Exercise details -> Reproduce the listing below without any change.

Dataset content ->
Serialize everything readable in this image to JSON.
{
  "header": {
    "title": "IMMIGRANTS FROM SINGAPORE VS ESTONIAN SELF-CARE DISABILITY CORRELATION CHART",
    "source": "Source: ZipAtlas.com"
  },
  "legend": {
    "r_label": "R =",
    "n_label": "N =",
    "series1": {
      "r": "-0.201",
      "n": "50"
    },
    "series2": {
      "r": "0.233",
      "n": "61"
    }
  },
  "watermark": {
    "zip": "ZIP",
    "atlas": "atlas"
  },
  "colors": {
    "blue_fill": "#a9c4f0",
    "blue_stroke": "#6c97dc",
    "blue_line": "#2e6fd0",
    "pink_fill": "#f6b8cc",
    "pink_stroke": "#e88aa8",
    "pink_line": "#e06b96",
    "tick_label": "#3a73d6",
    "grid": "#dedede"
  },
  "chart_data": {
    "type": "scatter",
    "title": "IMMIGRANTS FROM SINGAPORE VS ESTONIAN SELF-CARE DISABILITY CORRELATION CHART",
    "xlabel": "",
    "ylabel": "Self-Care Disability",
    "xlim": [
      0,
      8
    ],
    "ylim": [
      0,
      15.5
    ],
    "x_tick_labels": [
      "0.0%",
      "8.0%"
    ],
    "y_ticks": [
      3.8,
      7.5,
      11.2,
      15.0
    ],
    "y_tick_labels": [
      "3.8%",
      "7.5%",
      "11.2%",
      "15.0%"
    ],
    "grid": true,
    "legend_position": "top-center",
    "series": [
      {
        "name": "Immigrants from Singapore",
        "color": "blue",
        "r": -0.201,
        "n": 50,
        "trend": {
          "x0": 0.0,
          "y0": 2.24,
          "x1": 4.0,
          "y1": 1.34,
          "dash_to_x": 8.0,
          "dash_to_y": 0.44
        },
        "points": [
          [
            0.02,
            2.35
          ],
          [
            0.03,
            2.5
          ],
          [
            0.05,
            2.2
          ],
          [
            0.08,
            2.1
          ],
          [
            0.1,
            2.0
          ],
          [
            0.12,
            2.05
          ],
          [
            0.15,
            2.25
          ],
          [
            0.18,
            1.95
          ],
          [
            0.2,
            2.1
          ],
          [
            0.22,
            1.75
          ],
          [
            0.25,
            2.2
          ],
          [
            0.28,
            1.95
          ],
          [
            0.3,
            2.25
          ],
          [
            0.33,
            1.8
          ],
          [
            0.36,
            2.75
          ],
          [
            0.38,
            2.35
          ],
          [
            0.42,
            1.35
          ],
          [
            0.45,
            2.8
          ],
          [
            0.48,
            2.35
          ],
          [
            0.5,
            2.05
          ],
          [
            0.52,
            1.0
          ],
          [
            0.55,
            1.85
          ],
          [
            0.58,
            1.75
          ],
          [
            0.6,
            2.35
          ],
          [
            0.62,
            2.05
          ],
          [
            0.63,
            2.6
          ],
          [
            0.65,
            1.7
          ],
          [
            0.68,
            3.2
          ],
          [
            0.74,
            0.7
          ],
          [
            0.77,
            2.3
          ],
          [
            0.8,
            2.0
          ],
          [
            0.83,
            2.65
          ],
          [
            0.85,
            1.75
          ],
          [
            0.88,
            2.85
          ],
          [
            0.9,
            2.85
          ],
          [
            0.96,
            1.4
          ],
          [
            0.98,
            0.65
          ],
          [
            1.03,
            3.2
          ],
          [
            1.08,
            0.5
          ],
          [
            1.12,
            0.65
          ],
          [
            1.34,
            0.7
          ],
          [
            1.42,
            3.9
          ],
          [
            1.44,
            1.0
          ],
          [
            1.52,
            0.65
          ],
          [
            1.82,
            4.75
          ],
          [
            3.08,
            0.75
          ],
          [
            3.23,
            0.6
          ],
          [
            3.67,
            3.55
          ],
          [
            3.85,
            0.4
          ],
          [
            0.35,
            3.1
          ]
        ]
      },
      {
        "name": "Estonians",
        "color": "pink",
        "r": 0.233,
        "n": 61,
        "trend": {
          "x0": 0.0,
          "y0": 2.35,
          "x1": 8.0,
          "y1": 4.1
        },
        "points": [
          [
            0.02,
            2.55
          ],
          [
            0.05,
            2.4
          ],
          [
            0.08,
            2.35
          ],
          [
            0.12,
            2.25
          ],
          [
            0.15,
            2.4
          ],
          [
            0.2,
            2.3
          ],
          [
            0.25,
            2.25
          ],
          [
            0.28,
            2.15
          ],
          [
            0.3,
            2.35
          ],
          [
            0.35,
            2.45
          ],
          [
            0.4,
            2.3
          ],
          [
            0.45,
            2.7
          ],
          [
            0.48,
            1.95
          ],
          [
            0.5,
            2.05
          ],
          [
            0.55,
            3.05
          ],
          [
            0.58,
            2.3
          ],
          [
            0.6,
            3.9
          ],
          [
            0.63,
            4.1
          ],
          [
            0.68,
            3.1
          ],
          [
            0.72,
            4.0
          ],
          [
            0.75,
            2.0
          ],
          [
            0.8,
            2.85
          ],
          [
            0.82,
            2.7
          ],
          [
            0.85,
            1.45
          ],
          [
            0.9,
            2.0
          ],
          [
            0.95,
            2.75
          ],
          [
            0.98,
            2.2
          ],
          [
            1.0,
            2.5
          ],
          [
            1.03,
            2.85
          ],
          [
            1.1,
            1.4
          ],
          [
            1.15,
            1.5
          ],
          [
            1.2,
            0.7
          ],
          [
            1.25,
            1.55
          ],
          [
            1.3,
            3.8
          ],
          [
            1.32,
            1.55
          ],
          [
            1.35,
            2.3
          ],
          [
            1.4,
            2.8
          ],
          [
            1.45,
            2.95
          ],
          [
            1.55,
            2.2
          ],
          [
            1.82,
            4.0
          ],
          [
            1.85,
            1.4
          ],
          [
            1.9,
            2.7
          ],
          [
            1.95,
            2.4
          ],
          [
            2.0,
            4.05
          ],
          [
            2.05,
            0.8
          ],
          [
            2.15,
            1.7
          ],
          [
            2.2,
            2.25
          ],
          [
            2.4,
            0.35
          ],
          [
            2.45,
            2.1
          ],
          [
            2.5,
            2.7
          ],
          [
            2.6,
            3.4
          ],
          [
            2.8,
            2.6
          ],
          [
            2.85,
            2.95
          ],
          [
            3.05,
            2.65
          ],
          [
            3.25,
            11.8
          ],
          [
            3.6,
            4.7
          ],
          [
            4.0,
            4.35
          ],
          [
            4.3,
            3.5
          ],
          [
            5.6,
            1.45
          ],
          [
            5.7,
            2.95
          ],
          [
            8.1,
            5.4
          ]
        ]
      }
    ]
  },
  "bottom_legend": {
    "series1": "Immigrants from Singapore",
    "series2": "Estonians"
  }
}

Task result ->
Serialize everything readable in this image to JSON.
{
  "header": {
    "title": "IMMIGRANTS FROM SINGAPORE VS ESTONIAN SELF-CARE DISABILITY CORRELATION CHART",
    "source": "Source: ZipAtlas.com"
  },
  "legend": {
    "r_label": "R =",
    "n_label": "N =",
    "series1": {
      "r": "-0.201",
      "n": "50"
    },
    "series2": {
      "r": "0.233",
      "n": "61"
    }
  },
  "watermark": {
    "zip": "ZIP",
    "atlas": "atlas"
  },
  "colors": {
    "blue_fill": "#a9c4f0",
    "blue_stroke": "#6c97dc",
    "blue_line": "#2e6fd0",
    "pink_fill": "#f6b8cc",
    "pink_stroke": "#e88aa8",
    "pink_line": "#e06b96",
    "tick_label": "#3a73d6",
    "grid": "#dedede"
  },
  "chart_data": {
    "type": "scatter",
    "title": "IMMIGRANTS FROM SINGAPORE VS ESTONIAN SELF-CARE DISABILITY CORRELATION CHART",
    "xlabel": "",
    "ylabel": "Self-Care Disability",
    "xlim": [
      0,
      8
    ],
    "ylim": [
      0,
      15.5
    ],
    "x_tick_labels": [
      "0.0%",
      "8.0%"
    ],
    "y_ticks": [
      3.8,
      7.5,
      11.2,
      15.0
    ],
    "y_tick_labels": [
      "3.8%",
      "7.5%",
      "11.2%",
      "15.0%"
    ],
    "grid": true,
    "legend_position": "top-center",
    "series": [
      {
        "name": "Immigrants from Singapore",
        "color": "blue",
        "r": -0.201,
        "n": 50,
        "trend": {
          "x0": 0.0,
          "y0": 2.24,
          "x1": 4.0,
          "y1": 1.34,
          "dash_to_x": 8.0,
          "dash_to_y": 0.44
        },
        "points": [
          [
            0.02,
            2.35
          ],
          [
            0.03,
            2.5
          ],
          [
            0.05,
            2.2
          ],
          [
            0.08,
            2.1
          ],
          [
            0.1,
            2.0
          ],
          [
            0.12,
            2.05
          ],
          [
            0.15,
            2.25
          ],
          [
            0.18,
            1.95
          ],
          [
            0.2,
            2.1
          ],
          [
            0.22,
            1.75
          ],
          [
            0.25,
            2.2
          ],
          [
            0.28,
            1.95
          ],
          [
            0.3,
            2.25
          ],
          [
            0.33,
            1.8
          ],
          [
            0.36,
            2.75
          ],
          [
            0.38,
            2.35
          ],
          [
            0.42,
            1.35
          ],
          [
            0.45,
            2.8
          ],
          [
            0.48,
            2.35
          ],
          [
            0.5,
            2.05
          ],
          [
            0.52,
            1.0
          ],
          [
            0.55,
            1.85
          ],
          [
            0.58,
            1.75
          ],
          [
            0.6,
            2.35
          ],
          [
            0.62,
            2.05
          ],
          [
            0.63,
            2.6
          ],
          [
            0.65,
            1.7
          ],
          [
            0.68,
            3.2
          ],
          [
            0.74,
            0.7
          ],
          [
            0.77,
            2.3
          ],
          [
            0.8,
            2.0
          ],
          [
            0.83,
            2.65
          ],
          [
            0.85,
            1.75
          ],
          [
            0.88,
            2.85
          ],
          [
            0.9,
            2.85
          ],
          [
            0.96,
            1.4
          ],
          [
            0.98,
            0.65
          ],
          [
            1.03,
            3.2
          ],
          [
            1.08,
            0.5
          ],
          [
            1.12,
            0.65
          ],
          [
            1.34,
            0.7
          ],
          [
            1.42,
            3.9
          ],
          [
            1.44,
            1.0
          ],
          [
            1.52,
            0.65
          ],
          [
            1.82,
            4.75
          ],
          [
            3.08,
            0.75
          ],
          [
            3.23,
            0.6
          ],
          [
            3.67,
            3.55
          ],
          [
            3.85,
            0.4
          ],
          [
            0.35,
            3.1
          ]
        ]
      },
      {
        "name": "Estonians",
        "color": "pink",
        "r": 0.233,
        "n": 61,
        "trend": {
          "x0": 0.0,
          "y0": 2.35,
          "x1": 8.0,
          "y1": 4.1
        },
        "points": [
          [
            0.02,
            2.55
          ],
          [
            0.05,
            2.4
          ],
          [
            0.08,
            2.35
          ],
          [
            0.12,
            2.25
          ],
          [
            0.15,
            2.4
          ],
          [
            0.2,
            2.3
          ],
          [
            0.25,
            2.25
          ],
          [
            0.28,
            2.15
          ],
          [
            0.3,
            2.35
          ],
          [
            0.35,
            2.45
          ],
          [
            0.4,
            2.3
          ],
          [
            0.45,
            2.7
          ],
          [
            0.48,
            1.95
          ],
          [
            0.5,
            2.05
          ],
          [
            0.55,
            3.05
          ],
          [
            0.58,
            2.3
          ],
          [
            0.6,
            3.9
          ],
          [
            0.63,
            4.1
          ],
          [
            0.68,
            3.1
          ],
          [
            0.72,
            4.0
          ],
          [
            0.75,
            2.0
          ],
          [
            0.8,
            2.85
          ],
          [
            0.82,
            2.7
          ],
          [
            0.85,
            1.45
          ],
          [
            0.9,
            2.0
          ],
          [
            0.95,
            2.75
          ],
          [
            0.98,
            2.2
          ],
          [
            1.0,
            2.5
          ],
          [
            1.03,
            2.85
          ],
          [
            1.1,
            1.4
          ],
          [
            1.15,
            1.5
          ],
          [
            1.2,
            0.7
          ],
          [
            1.25,
            1.55
          ],
          [
            1.3,
            3.8
          ],
          [
            1.32,
            1.55
          ],
          [
            1.35,
            2.3
          ],
          [
            1.4,
            2.8
          ],
          [
            1.45,
            2.95
          ],
          [
            1.55,
            2.2
          ],
          [
            1.82,
            4.0
          ],
          [
            1.85,
            1.4
          ],
          [
            1.9,
            2.7
          ],
          [
            1.95,
            2.4
          ],
          [
            2.0,
            4.05
          ],
          [
            2.05,
            0.8
          ],
          [
            2.15,
            1.7
          ],
          [
            2.2,
            2.25
          ],
          [
            2.4,
            0.35
          ],
          [
            2.45,
            2.1
          ],
          [
            2.5,
            2.7
          ],
          [
            2.6,
            3.4
          ],
          [
            2.8,
            2.6
          ],
          [
            2.85,
            2.95
          ],
          [
            3.05,
            2.65
          ],
          [
            3.25,
            11.8
          ],
          [
            3.6,
            4.7
          ],
          [
            4.0,
            4.35
          ],
          [
            4.3,
            3.5
          ],
          [
            5.6,
            1.45
          ],
          [
            5.7,
            2.95
          ],
          [
            8.1,
            5.4
          ]
        ]
      }
    ]
  },
  "bottom_legend": {
    "series1": "Immigrants from Singapore",
    "series2": "Estonians"
  }
}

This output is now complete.